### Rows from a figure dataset

------

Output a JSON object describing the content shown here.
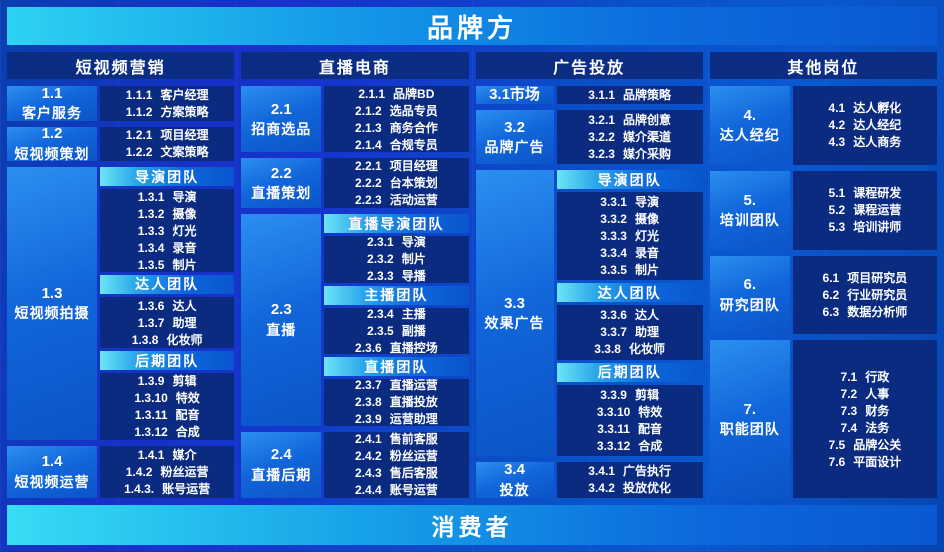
{
  "top_banner": "品牌方",
  "bottom_banner": "消费者",
  "colors": {
    "accent_cyan": "#38DCF4",
    "deep_navy": "#0A2B80",
    "cell_blue": "#1166DA",
    "background_blue": "#1535CC"
  },
  "columns": [
    {
      "header": "短视频营销",
      "groups": [
        {
          "num": "1.1",
          "name": "客户服务",
          "items": [
            {
              "num": "1.1.1",
              "label": "客户经理"
            },
            {
              "num": "1.1.2",
              "label": "方案策略"
            }
          ]
        },
        {
          "num": "1.2",
          "name": "短视频策划",
          "items": [
            {
              "num": "1.2.1",
              "label": "项目经理"
            },
            {
              "num": "1.2.2",
              "label": "文案策略"
            }
          ]
        },
        {
          "num": "1.3",
          "name": "短视频拍摄",
          "teams": [
            {
              "title": "导演团队",
              "items": [
                {
                  "num": "1.3.1",
                  "label": "导演"
                },
                {
                  "num": "1.3.2",
                  "label": "摄像"
                },
                {
                  "num": "1.3.3",
                  "label": "灯光"
                },
                {
                  "num": "1.3.4",
                  "label": "录音"
                },
                {
                  "num": "1.3.5",
                  "label": "制片"
                }
              ]
            },
            {
              "title": "达人团队",
              "items": [
                {
                  "num": "1.3.6",
                  "label": "达人"
                },
                {
                  "num": "1.3.7",
                  "label": "助理"
                },
                {
                  "num": "1.3.8",
                  "label": "化妆师"
                }
              ]
            },
            {
              "title": "后期团队",
              "items": [
                {
                  "num": "1.3.9",
                  "label": "剪辑"
                },
                {
                  "num": "1.3.10",
                  "label": "特效"
                },
                {
                  "num": "1.3.11",
                  "label": "配音"
                },
                {
                  "num": "1.3.12",
                  "label": "合成"
                }
              ]
            }
          ]
        },
        {
          "num": "1.4",
          "name": "短视频运营",
          "items": [
            {
              "num": "1.4.1",
              "label": "媒介"
            },
            {
              "num": "1.4.2",
              "label": "粉丝运营"
            },
            {
              "num": "1.4.3.",
              "label": "账号运营"
            }
          ]
        }
      ]
    },
    {
      "header": "直播电商",
      "groups": [
        {
          "num": "2.1",
          "name": "招商选品",
          "items": [
            {
              "num": "2.1.1",
              "label": "品牌BD"
            },
            {
              "num": "2.1.2",
              "label": "选品专员"
            },
            {
              "num": "2.1.3",
              "label": "商务合作"
            },
            {
              "num": "2.1.4",
              "label": "合规专员"
            }
          ]
        },
        {
          "num": "2.2",
          "name": "直播策划",
          "items": [
            {
              "num": "2.2.1",
              "label": "项目经理"
            },
            {
              "num": "2.2.2",
              "label": "台本策划"
            },
            {
              "num": "2.2.3",
              "label": "活动运营"
            }
          ]
        },
        {
          "num": "2.3",
          "name": "直播",
          "teams": [
            {
              "title": "直播导演团队",
              "items": [
                {
                  "num": "2.3.1",
                  "label": "导演"
                },
                {
                  "num": "2.3.2",
                  "label": "制片"
                },
                {
                  "num": "2.3.3",
                  "label": "导播"
                }
              ]
            },
            {
              "title": "主播团队",
              "items": [
                {
                  "num": "2.3.4",
                  "label": "主播"
                },
                {
                  "num": "2.3.5",
                  "label": "副播"
                },
                {
                  "num": "2.3.6",
                  "label": "直播控场"
                }
              ]
            },
            {
              "title": "直播团队",
              "items": [
                {
                  "num": "2.3.7",
                  "label": "直播运营"
                },
                {
                  "num": "2.3.8",
                  "label": "直播投放"
                },
                {
                  "num": "2.3.9",
                  "label": "运营助理"
                }
              ]
            }
          ]
        },
        {
          "num": "2.4",
          "name": "直播后期",
          "items": [
            {
              "num": "2.4.1",
              "label": "售前客服"
            },
            {
              "num": "2.4.2",
              "label": "粉丝运营"
            },
            {
              "num": "2.4.3",
              "label": "售后客服"
            },
            {
              "num": "2.4.4",
              "label": "账号运营"
            }
          ]
        }
      ]
    },
    {
      "header": "广告投放",
      "groups": [
        {
          "num": "3.1",
          "name": "市场",
          "oneline": true,
          "items": [
            {
              "num": "3.1.1",
              "label": "品牌策略"
            }
          ]
        },
        {
          "num": "3.2",
          "name": "品牌广告",
          "items": [
            {
              "num": "3.2.1",
              "label": "品牌创意"
            },
            {
              "num": "3.2.2",
              "label": "媒介渠道"
            },
            {
              "num": "3.2.3",
              "label": "媒介采购"
            }
          ]
        },
        {
          "num": "3.3",
          "name": "效果广告",
          "teams": [
            {
              "title": "导演团队",
              "items": [
                {
                  "num": "3.3.1",
                  "label": "导演"
                },
                {
                  "num": "3.3.2",
                  "label": "摄像"
                },
                {
                  "num": "3.3.3",
                  "label": "灯光"
                },
                {
                  "num": "3.3.4",
                  "label": "录音"
                },
                {
                  "num": "3.3.5",
                  "label": "制片"
                }
              ]
            },
            {
              "title": "达人团队",
              "items": [
                {
                  "num": "3.3.6",
                  "label": "达人"
                },
                {
                  "num": "3.3.7",
                  "label": "助理"
                },
                {
                  "num": "3.3.8",
                  "label": "化妆师"
                }
              ]
            },
            {
              "title": "后期团队",
              "items": [
                {
                  "num": "3.3.9",
                  "label": "剪辑"
                },
                {
                  "num": "3.3.10",
                  "label": "特效"
                },
                {
                  "num": "3.3.11",
                  "label": "配音"
                },
                {
                  "num": "3.3.12",
                  "label": "合成"
                }
              ]
            }
          ]
        },
        {
          "num": "3.4",
          "name": "投放",
          "items": [
            {
              "num": "3.4.1",
              "label": "广告执行"
            },
            {
              "num": "3.4.2",
              "label": "投放优化"
            }
          ]
        }
      ]
    },
    {
      "header": "其他岗位",
      "groups": [
        {
          "num": "4.",
          "name": "达人经纪",
          "items": [
            {
              "num": "4.1",
              "label": "达人孵化"
            },
            {
              "num": "4.2",
              "label": "达人经纪"
            },
            {
              "num": "4.3",
              "label": "达人商务"
            }
          ]
        },
        {
          "num": "5.",
          "name": "培训团队",
          "items": [
            {
              "num": "5.1",
              "label": "课程研发"
            },
            {
              "num": "5.2",
              "label": "课程运营"
            },
            {
              "num": "5.3",
              "label": "培训讲师"
            }
          ]
        },
        {
          "num": "6.",
          "name": "研究团队",
          "items": [
            {
              "num": "6.1",
              "label": "项目研究员"
            },
            {
              "num": "6.2",
              "label": "行业研究员"
            },
            {
              "num": "6.3",
              "label": "数据分析师"
            }
          ]
        },
        {
          "num": "7.",
          "name": "职能团队",
          "items": [
            {
              "num": "7.1",
              "label": "行政"
            },
            {
              "num": "7.2",
              "label": "人事"
            },
            {
              "num": "7.3",
              "label": "财务"
            },
            {
              "num": "7.4",
              "label": "法务"
            },
            {
              "num": "7.5",
              "label": "品牌公关"
            },
            {
              "num": "7.6",
              "label": "平面设计"
            }
          ]
        }
      ]
    }
  ]
}
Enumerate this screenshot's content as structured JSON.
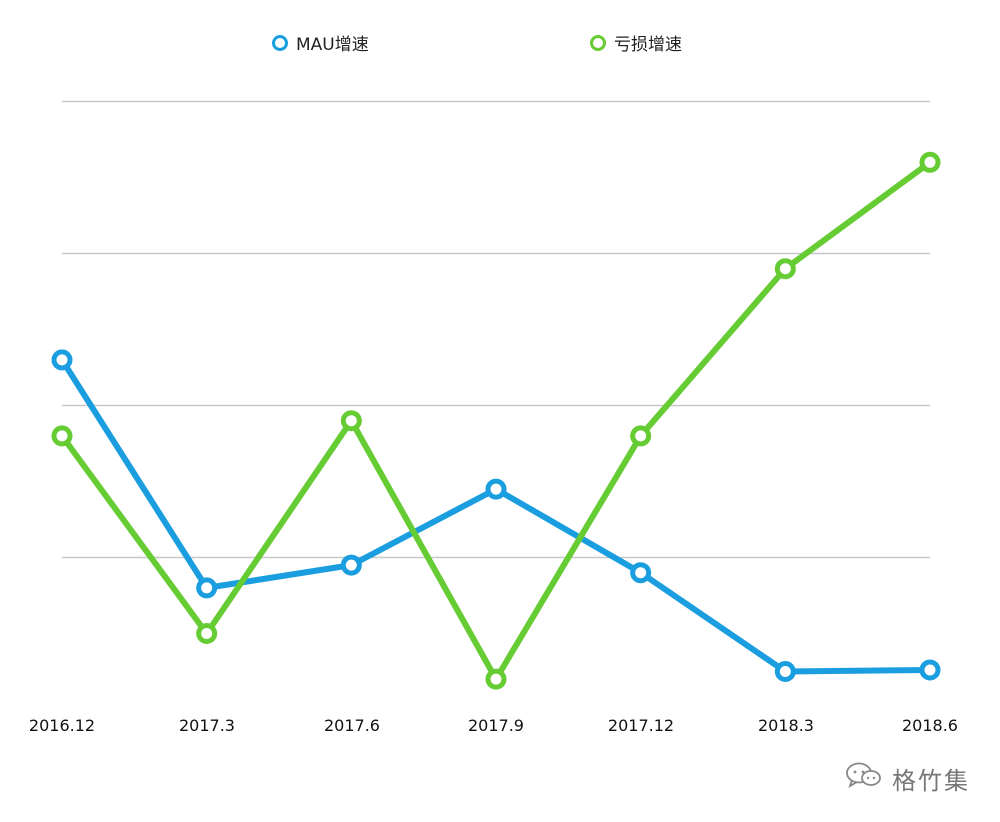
{
  "chart_data": {
    "type": "line",
    "title": "",
    "xlabel": "",
    "ylabel": "",
    "categories": [
      "2016.12",
      "2017.3",
      "2017.6",
      "2017.9",
      "2017.12",
      "2018.3",
      "2018.6"
    ],
    "ylim": [
      0,
      4
    ],
    "grid": true,
    "legend_position": "top-center",
    "series": [
      {
        "name": "MAU增速",
        "color": "#1a9ee0",
        "values": [
          2.3,
          0.8,
          0.95,
          1.45,
          0.9,
          0.25,
          0.26
        ]
      },
      {
        "name": "亏损增速",
        "color": "#66cc33",
        "values": [
          1.8,
          0.5,
          1.9,
          0.2,
          1.8,
          2.9,
          3.6
        ]
      }
    ]
  },
  "watermark": {
    "text": "格竹集",
    "icon": "wechat-icon"
  }
}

------

### Problem requirements
From the listing, copy every line where the string "content" appears.

### Worked answer
Output a JSON object describing the content shown here.
Enumerate this screenshot's content as structured JSON.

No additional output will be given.